Material provided =>
## begin
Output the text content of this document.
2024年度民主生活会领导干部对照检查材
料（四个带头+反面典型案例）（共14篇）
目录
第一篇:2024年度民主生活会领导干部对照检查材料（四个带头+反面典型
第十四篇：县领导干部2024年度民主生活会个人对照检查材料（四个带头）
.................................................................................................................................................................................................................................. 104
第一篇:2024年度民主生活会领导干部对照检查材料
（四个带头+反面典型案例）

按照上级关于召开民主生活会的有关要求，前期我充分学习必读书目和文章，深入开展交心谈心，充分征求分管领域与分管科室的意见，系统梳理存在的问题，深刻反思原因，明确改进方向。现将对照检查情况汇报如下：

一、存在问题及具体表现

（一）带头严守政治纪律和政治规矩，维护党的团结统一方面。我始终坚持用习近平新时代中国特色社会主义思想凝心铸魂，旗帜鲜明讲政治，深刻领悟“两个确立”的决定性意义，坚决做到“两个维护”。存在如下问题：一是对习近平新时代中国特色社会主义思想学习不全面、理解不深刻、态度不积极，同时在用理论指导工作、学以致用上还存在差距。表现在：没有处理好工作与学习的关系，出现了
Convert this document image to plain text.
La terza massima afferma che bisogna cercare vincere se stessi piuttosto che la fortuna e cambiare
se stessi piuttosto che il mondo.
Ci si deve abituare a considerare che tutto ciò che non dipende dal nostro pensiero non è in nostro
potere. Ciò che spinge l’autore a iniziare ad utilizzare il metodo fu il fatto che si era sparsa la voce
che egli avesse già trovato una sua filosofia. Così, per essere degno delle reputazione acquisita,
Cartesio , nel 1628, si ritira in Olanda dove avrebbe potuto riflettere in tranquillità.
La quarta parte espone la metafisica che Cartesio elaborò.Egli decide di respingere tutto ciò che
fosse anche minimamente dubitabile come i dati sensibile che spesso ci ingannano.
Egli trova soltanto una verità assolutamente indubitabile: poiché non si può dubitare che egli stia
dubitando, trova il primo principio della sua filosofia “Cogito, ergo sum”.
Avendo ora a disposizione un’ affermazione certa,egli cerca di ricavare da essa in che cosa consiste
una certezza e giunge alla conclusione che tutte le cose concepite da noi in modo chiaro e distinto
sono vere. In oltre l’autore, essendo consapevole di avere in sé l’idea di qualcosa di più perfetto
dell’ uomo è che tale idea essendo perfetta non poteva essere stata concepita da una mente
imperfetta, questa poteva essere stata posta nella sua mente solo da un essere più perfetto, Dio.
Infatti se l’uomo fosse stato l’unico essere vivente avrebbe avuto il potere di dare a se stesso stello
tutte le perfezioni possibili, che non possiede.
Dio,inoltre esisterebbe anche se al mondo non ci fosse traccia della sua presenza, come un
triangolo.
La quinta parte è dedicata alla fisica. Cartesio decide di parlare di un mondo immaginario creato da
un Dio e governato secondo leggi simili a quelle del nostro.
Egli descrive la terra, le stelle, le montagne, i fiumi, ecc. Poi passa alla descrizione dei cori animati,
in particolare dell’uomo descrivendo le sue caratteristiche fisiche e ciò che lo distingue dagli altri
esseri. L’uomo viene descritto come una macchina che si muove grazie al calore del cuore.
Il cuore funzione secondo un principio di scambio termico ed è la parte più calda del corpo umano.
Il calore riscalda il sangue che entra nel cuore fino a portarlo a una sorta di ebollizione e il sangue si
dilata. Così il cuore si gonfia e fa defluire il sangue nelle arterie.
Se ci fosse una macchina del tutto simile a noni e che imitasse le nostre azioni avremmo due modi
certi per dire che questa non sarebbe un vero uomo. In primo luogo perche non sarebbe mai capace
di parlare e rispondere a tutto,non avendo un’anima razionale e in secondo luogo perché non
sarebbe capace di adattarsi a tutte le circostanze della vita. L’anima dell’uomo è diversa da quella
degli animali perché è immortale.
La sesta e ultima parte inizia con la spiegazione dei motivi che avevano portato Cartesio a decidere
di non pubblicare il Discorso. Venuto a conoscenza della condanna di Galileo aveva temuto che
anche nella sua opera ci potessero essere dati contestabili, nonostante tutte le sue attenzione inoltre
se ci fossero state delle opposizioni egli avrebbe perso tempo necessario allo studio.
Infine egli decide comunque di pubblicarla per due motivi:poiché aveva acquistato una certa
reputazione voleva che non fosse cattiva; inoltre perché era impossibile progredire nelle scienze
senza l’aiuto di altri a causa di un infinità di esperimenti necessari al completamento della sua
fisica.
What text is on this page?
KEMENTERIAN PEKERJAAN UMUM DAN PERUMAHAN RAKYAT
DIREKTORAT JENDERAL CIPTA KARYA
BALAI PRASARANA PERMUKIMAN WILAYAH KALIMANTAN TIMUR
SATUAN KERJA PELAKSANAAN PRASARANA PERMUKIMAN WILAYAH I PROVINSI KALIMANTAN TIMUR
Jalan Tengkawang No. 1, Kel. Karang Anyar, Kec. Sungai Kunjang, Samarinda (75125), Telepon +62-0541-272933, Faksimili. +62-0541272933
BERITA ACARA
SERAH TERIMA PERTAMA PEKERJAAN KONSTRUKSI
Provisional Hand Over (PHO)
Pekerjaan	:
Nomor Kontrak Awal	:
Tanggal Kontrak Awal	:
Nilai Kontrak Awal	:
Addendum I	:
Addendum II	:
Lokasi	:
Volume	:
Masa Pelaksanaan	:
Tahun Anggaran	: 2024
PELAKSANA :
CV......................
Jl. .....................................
## end
Problem statement =>
From the entries, copy out each line containing the word "sangue".

Answer in full =>
Il calore riscalda il sangue che entra nel cuore fino a portarlo a una sorta di ebollizione e il sangue si
dilata. Così il cuore si gonfia e fa defluire il sangue nelle arterie.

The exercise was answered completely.